• Set problem
All of the data below should be written out exactly.

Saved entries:
::::::::::
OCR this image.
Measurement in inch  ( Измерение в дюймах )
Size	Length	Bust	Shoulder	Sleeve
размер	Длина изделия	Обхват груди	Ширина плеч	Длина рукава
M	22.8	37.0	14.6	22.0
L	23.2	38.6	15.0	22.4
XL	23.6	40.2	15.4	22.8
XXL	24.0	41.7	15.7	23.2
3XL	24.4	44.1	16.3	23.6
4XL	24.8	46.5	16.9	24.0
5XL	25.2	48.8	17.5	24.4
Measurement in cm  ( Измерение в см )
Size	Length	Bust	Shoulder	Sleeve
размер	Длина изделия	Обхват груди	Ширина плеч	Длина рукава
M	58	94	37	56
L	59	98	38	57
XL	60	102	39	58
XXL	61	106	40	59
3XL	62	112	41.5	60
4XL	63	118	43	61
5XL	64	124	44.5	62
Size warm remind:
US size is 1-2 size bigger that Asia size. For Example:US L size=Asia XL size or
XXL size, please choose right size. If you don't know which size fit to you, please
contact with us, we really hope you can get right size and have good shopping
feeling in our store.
::::::::::
• Response to the exercise
OCR this image.
Measurement in inch  ( Измерение в дюймах )
Size	Length	Bust	Shoulder	Sleeve
размер	Длина изделия	Обхват груди	Ширина плеч	Длина рукава
M	22.8	37.0	14.6	22.0
L	23.2	38.6	15.0	22.4
XL	23.6	40.2	15.4	22.8
XXL	24.0	41.7	15.7	23.2
3XL	24.4	44.1	16.3	23.6
4XL	24.8	46.5	16.9	24.0
5XL	25.2	48.8	17.5	24.4
Measurement in cm  ( Измерение в см )
Size	Length	Bust	Shoulder	Sleeve
размер	Длина изделия	Обхват груди	Ширина плеч	Длина рукава
M	58	94	37	56
L	59	98	38	57
XL	60	102	39	58
XXL	61	106	40	59
3XL	62	112	41.5	60
4XL	63	118	43	61
5XL	64	124	44.5	62
Size warm remind:
US size is 1-2 size bigger that Asia size. For Example:US L size=Asia XL size or
XXL size, please choose right size. If you don't know which size fit to you, please
contact with us, we really hope you can get right size and have good shopping
feeling in our store.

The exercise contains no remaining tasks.